**Problem**
Return a copy of each line that holds the string "PRISMA".

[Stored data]
______

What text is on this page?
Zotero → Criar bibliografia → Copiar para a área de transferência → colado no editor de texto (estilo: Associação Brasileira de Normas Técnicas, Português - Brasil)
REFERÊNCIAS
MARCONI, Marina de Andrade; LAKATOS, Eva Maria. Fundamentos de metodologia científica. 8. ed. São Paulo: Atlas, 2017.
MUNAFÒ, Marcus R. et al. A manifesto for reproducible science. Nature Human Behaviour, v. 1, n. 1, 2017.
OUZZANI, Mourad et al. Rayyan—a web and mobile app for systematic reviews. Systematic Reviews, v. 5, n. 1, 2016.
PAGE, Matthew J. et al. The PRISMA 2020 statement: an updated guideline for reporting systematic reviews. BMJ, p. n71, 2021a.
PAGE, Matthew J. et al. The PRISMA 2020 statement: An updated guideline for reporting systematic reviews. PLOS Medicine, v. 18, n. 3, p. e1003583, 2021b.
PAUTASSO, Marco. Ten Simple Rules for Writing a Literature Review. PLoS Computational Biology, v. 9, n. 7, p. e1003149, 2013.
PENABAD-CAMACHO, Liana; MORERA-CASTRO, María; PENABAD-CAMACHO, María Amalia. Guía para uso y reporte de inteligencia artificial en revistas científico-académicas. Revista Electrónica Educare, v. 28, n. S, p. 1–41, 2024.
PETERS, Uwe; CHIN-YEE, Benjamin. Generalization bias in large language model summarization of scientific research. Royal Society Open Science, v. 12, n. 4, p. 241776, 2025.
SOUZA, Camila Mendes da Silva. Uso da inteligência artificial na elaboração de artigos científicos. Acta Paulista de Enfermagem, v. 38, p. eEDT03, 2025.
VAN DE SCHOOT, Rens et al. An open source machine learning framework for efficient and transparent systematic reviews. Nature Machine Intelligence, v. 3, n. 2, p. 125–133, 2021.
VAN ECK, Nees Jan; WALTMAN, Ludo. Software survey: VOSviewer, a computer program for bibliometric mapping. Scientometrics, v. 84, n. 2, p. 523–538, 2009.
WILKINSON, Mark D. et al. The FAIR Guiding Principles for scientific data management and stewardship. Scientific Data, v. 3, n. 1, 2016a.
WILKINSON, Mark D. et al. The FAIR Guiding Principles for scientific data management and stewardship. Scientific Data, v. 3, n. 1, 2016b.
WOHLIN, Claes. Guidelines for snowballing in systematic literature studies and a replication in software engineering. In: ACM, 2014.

______

**Completed exercise**
PAGE, Matthew J. et al. The PRISMA 2020 statement: an updated guideline for reporting systematic reviews. BMJ, p. n71, 2021a.
PAGE, Matthew J. et al. The PRISMA 2020 statement: An updated guideline for reporting systematic reviews. PLOS Medicine, v. 18, n. 3, p. e1003583, 2021b.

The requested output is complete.